- Passage for review:
Province ordered to pay legal fees for 10 HMP officers in Henoche case

·2 min read
Ten guards at Her Majesty's Penitentiary have been charged in relation to the death of inmate Jonathan Henoche on Nov. 6, 2019. An arbitrator has now put the province on the hook for their legal fees. (CBC - image credit)
Ten guards at Her Majesty's Penitentiary have been charged in relation to the death of inmate Jonathan Henoche on Nov. 6, 2019. An arbitrator has now put the province on the hook for their legal fees. (CBC - image credit)

The provincial government is on the hook to pay 10 defence lawyers for their work defending 10 correctional officers charged in the death of Jonathan Henoche.

CBC News has confirmed the province lost an arbitration hearing against the Newfoundland and Labrador Association of Public and Private Employees, the public sector union representing the officers. A decision was sent to all parties on Thursday morning.

NAPE notified the correctional officers via email, enclosing a snippet of the ruling, in which arbitrator James Oakley wrote, "The employer is required by Section 36 [of the officers' collective agreement] to pay legal fees incurred by the grievors until such time as there is a determination by the facts or the courts that the grievors have been deemed to have performed in a negligent manner."

Section 36 deals with who pays legal fees when a person is charged or sued while acting in their role as a correctional officer. It says the province is responsible except in cases where officers are deemed negligent by "facts or the courts."

Seven officers are charged with negligence causing death, and three are charged with manslaughter in the death of inmate Jonathan Henoche on Nov. 6, 2019.

Henoche was facing a first-degree murder charge in the death of Regula Schule, 88. He died after what sources told CBC News was an altercation with officers at Her Majesty's Penitentiary.
Henoche was facing a first-degree murder charge in the death of Regula Schule, 88. He died after what sources told CBC News was an altercation with officers at Her Majesty's Penitentiary.

Sources have told CBC News Henoche was involved in a physical altercation with officers in his cell. He was taken to the segregation unit and later died. His death was ruled a homicide by the province's chief medical examiner.

The 10 officers' first court appearance was Feb. 11, when defence lawyers said they didn't have enough time to review all the documents handed over by the prosecution, and a second date was set for March 11.

No facts have been proven by the court, but the province had refused to pay the officers' legal fees, while saying it was abiding by its interpretation of the collective agreement. NAPE disagreed, and filed a grievance.

The hearing was held on Feb. 19. CBC News has yet to obtain a full copy of Oakley's decision.

NAPE declined comment Thursday afternoon. Messages to representatives of the provincial government were not immediately returned. This story will be updated if the Department of Justice and Public Safety responds to a request for comment.

- Required actions:
1. In the article on the Henoche legal fees, on what date was the arbitration hearing held?
2. Reproduce everything from "CBC News has confirmed" down to "on Thursday morning." in the article on the Henoche legal fees, swapping "Thursday morning" for "Friday morning".
Rely only on the text above.

- Records drawn from a data source:

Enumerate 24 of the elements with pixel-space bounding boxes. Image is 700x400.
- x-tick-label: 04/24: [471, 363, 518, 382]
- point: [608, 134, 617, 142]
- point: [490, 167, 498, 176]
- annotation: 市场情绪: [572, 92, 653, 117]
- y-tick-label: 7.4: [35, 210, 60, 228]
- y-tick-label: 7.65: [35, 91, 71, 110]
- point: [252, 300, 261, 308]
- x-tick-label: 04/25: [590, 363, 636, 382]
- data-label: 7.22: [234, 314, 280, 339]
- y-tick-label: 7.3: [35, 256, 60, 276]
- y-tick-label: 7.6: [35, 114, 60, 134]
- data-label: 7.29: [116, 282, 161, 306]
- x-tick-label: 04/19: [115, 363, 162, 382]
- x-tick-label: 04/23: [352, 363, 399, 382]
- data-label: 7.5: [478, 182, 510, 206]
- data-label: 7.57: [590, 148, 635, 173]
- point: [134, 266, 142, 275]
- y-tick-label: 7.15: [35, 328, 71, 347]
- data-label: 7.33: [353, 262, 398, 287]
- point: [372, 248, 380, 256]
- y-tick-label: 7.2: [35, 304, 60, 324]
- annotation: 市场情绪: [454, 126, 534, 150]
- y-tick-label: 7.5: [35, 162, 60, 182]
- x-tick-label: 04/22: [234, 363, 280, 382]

- Answers to this exercise:
1. Feb. 19

2.
CBC News has confirmed the province lost an arbitration hearing against the Newfoundland and Labrador Association of Public and Private Employees, the public sector union representing the officers. A decision was sent to all parties on Friday morning.